> _DIRECTIONS_: Write out every entry exactly as it stands.
┌──
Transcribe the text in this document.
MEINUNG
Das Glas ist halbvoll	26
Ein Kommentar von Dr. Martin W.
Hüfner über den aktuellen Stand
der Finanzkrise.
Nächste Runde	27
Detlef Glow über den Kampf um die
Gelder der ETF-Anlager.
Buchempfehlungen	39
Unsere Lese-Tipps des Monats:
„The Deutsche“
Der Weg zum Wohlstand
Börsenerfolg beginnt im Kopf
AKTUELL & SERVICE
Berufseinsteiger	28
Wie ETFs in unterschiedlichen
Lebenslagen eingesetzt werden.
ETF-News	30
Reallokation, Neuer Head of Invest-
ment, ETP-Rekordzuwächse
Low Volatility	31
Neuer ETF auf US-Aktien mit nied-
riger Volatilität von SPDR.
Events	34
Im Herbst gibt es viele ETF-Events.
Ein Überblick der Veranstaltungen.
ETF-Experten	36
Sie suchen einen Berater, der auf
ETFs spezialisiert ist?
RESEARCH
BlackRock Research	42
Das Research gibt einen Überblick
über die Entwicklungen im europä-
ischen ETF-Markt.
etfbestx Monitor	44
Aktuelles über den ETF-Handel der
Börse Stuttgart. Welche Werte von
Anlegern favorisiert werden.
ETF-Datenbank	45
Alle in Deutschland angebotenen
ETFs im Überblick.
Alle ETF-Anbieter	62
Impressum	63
└──
> _EXPECTED OUTPUT_:
Transcribe the text in this document.
MEINUNG
Das Glas ist halbvoll	26
Ein Kommentar von Dr. Martin W.
Hüfner über den aktuellen Stand
der Finanzkrise.
Nächste Runde	27
Detlef Glow über den Kampf um die
Gelder der ETF-Anlager.
Buchempfehlungen	39
Unsere Lese-Tipps des Monats:
„The Deutsche“
Der Weg zum Wohlstand
Börsenerfolg beginnt im Kopf
AKTUELL & SERVICE
Berufseinsteiger	28
Wie ETFs in unterschiedlichen
Lebenslagen eingesetzt werden.
ETF-News	30
Reallokation, Neuer Head of Invest-
ment, ETP-Rekordzuwächse
Low Volatility	31
Neuer ETF auf US-Aktien mit nied-
riger Volatilität von SPDR.
Events	34
Im Herbst gibt es viele ETF-Events.
Ein Überblick der Veranstaltungen.
ETF-Experten	36
Sie suchen einen Berater, der auf
ETFs spezialisiert ist?
RESEARCH
BlackRock Research	42
Das Research gibt einen Überblick
über die Entwicklungen im europä-
ischen ETF-Markt.
etfbestx Monitor	44
Aktuelles über den ETF-Handel der
Börse Stuttgart. Welche Werte von
Anlegern favorisiert werden.
ETF-Datenbank	45
Alle in Deutschland angebotenen
ETFs im Überblick.
Alle ETF-Anbieter	62
Impressum	63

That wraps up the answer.